Short exercise: The entries below are to be repeated exactly as they stand.

Dataset listings of figures:
start

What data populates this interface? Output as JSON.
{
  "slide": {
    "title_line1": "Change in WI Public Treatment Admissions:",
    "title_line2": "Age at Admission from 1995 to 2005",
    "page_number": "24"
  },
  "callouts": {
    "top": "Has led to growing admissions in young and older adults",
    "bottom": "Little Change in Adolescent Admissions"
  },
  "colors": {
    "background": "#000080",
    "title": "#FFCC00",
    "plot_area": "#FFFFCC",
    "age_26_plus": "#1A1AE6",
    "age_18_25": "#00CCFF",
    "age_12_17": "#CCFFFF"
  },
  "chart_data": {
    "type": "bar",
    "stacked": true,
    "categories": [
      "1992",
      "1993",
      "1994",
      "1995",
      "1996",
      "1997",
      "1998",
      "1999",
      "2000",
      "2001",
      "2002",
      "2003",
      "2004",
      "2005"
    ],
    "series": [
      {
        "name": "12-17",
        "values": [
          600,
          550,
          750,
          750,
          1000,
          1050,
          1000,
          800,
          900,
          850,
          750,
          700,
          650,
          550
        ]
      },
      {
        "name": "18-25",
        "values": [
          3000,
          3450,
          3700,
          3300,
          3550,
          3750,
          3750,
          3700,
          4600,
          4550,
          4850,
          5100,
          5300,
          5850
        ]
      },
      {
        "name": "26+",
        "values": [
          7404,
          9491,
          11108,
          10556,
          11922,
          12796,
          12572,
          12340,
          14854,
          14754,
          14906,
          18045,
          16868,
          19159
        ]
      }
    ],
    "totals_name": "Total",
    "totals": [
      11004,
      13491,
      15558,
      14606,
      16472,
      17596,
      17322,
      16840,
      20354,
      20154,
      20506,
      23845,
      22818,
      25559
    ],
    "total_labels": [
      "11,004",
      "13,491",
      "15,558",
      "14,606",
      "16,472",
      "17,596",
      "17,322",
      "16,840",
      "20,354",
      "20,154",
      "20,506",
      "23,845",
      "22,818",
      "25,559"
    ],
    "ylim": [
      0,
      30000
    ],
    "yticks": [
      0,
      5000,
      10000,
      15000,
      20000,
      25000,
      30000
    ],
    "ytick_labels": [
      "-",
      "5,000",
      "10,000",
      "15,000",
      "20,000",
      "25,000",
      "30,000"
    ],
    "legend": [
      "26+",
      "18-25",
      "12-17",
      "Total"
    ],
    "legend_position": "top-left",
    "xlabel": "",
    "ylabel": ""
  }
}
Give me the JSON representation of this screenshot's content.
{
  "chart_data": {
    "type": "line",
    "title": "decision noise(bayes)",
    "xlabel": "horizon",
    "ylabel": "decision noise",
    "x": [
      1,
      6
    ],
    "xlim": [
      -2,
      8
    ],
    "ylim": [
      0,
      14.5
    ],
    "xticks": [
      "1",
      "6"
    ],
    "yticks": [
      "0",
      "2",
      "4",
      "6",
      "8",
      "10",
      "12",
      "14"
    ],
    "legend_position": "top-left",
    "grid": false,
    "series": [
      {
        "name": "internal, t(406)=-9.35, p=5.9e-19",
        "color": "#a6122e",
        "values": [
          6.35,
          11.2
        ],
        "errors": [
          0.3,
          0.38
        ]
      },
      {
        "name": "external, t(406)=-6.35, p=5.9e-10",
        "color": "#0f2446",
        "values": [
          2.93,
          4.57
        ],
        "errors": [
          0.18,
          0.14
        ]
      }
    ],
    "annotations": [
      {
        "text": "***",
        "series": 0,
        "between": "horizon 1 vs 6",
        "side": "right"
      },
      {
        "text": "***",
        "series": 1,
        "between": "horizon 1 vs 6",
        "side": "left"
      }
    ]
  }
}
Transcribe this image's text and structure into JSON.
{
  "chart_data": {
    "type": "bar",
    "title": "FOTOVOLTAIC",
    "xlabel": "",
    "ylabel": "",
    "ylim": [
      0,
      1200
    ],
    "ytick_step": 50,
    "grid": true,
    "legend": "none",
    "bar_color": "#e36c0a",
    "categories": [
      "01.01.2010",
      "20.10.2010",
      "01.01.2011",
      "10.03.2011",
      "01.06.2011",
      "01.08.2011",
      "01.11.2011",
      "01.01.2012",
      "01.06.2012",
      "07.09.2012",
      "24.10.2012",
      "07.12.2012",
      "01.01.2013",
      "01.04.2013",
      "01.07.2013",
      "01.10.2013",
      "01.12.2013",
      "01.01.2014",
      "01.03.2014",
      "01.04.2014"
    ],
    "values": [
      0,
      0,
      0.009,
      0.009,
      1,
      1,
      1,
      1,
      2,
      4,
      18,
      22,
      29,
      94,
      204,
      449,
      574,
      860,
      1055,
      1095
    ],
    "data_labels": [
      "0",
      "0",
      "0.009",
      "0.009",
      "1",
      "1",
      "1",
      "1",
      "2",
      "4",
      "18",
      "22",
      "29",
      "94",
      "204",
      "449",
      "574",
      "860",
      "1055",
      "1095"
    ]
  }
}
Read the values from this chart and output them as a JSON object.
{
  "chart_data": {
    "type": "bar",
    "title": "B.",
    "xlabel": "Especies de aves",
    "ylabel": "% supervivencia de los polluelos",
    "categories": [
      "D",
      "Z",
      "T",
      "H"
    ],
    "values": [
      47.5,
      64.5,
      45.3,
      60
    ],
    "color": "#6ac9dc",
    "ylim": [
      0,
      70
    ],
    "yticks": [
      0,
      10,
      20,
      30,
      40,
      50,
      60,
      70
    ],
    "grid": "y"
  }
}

end

Solution:
What data populates this interface? Output as JSON.
{
  "slide": {
    "title_line1": "Change in WI Public Treatment Admissions:",
    "title_line2": "Age at Admission from 1995 to 2005",
    "page_number": "24"
  },
  "callouts": {
    "top": "Has led to growing admissions in young and older adults",
    "bottom": "Little Change in Adolescent Admissions"
  },
  "colors": {
    "background": "#000080",
    "title": "#FFCC00",
    "plot_area": "#FFFFCC",
    "age_26_plus": "#1A1AE6",
    "age_18_25": "#00CCFF",
    "age_12_17": "#CCFFFF"
  },
  "chart_data": {
    "type": "bar",
    "stacked": true,
    "categories": [
      "1992",
      "1993",
      "1994",
      "1995",
      "1996",
      "1997",
      "1998",
      "1999",
      "2000",
      "2001",
      "2002",
      "2003",
      "2004",
      "2005"
    ],
    "series": [
      {
        "name": "12-17",
        "values": [
          600,
          550,
          750,
          750,
          1000,
          1050,
          1000,
          800,
          900,
          850,
          750,
          700,
          650,
          550
        ]
      },
      {
        "name": "18-25",
        "values": [
          3000,
          3450,
          3700,
          3300,
          3550,
          3750,
          3750,
          3700,
          4600,
          4550,
          4850,
          5100,
          5300,
          5850
        ]
      },
      {
        "name": "26+",
        "values": [
          7404,
          9491,
          11108,
          10556,
          11922,
          12796,
          12572,
          12340,
          14854,
          14754,
          14906,
          18045,
          16868,
          19159
        ]
      }
    ],
    "totals_name": "Total",
    "totals": [
      11004,
      13491,
      15558,
      14606,
      16472,
      17596,
      17322,
      16840,
      20354,
      20154,
      20506,
      23845,
      22818,
      25559
    ],
    "total_labels": [
      "11,004",
      "13,491",
      "15,558",
      "14,606",
      "16,472",
      "17,596",
      "17,322",
      "16,840",
      "20,354",
      "20,154",
      "20,506",
      "23,845",
      "22,818",
      "25,559"
    ],
    "ylim": [
      0,
      30000
    ],
    "yticks": [
      0,
      5000,
      10000,
      15000,
      20000,
      25000,
      30000
    ],
    "ytick_labels": [
      "-",
      "5,000",
      "10,000",
      "15,000",
      "20,000",
      "25,000",
      "30,000"
    ],
    "legend": [
      "26+",
      "18-25",
      "12-17",
      "Total"
    ],
    "legend_position": "top-left",
    "xlabel": "",
    "ylabel": ""
  }
}
Give me the JSON representation of this screenshot's content.
{
  "chart_data": {
    "type": "line",
    "title": "decision noise(bayes)",
    "xlabel": "horizon",
    "ylabel": "decision noise",
    "x": [
      1,
      6
    ],
    "xlim": [
      -2,
      8
    ],
    "ylim": [
      0,
      14.5
    ],
    "xticks": [
      "1",
      "6"
    ],
    "yticks": [
      "0",
      "2",
      "4",
      "6",
      "8",
      "10",
      "12",
      "14"
    ],
    "legend_position": "top-left",
    "grid": false,
    "series": [
      {
        "name": "internal, t(406)=-9.35, p=5.9e-19",
        "color": "#a6122e",
        "values": [
          6.35,
          11.2
        ],
        "errors": [
          0.3,
          0.38
        ]
      },
      {
        "name": "external, t(406)=-6.35, p=5.9e-10",
        "color": "#0f2446",
        "values": [
          2.93,
          4.57
        ],
        "errors": [
          0.18,
          0.14
        ]
      }
    ],
    "annotations": [
      {
        "text": "***",
        "series": 0,
        "between": "horizon 1 vs 6",
        "side": "right"
      },
      {
        "text": "***",
        "series": 1,
        "between": "horizon 1 vs 6",
        "side": "left"
      }
    ]
  }
}
Transcribe this image's text and structure into JSON.
{
  "chart_data": {
    "type": "bar",
    "title": "FOTOVOLTAIC",
    "xlabel": "",
    "ylabel": "",
    "ylim": [
      0,
      1200
    ],
    "ytick_step": 50,
    "grid": true,
    "legend": "none",
    "bar_color": "#e36c0a",
    "categories": [
      "01.01.2010",
      "20.10.2010",
      "01.01.2011",
      "10.03.2011",
      "01.06.2011",
      "01.08.2011",
      "01.11.2011",
      "01.01.2012",
      "01.06.2012",
      "07.09.2012",
      "24.10.2012",
      "07.12.2012",
      "01.01.2013",
      "01.04.2013",
      "01.07.2013",
      "01.10.2013",
      "01.12.2013",
      "01.01.2014",
      "01.03.2014",
      "01.04.2014"
    ],
    "values": [
      0,
      0,
      0.009,
      0.009,
      1,
      1,
      1,
      1,
      2,
      4,
      18,
      22,
      29,
      94,
      204,
      449,
      574,
      860,
      1055,
      1095
    ],
    "data_labels": [
      "0",
      "0",
      "0.009",
      "0.009",
      "1",
      "1",
      "1",
      "1",
      "2",
      "4",
      "18",
      "22",
      "29",
      "94",
      "204",
      "449",
      "574",
      "860",
      "1055",
      "1095"
    ]
  }
}
Read the values from this chart and output them as a JSON object.
{
  "chart_data": {
    "type": "bar",
    "title": "B.",
    "xlabel": "Especies de aves",
    "ylabel": "% supervivencia de los polluelos",
    "categories": [
      "D",
      "Z",
      "T",
      "H"
    ],
    "values": [
      47.5,
      64.5,
      45.3,
      60
    ],
    "color": "#6ac9dc",
    "ylim": [
      0,
      70
    ],
    "yticks": [
      0,
      10,
      20,
      30,
      40,
      50,
      60,
      70
    ],
    "grid": "y"
  }
}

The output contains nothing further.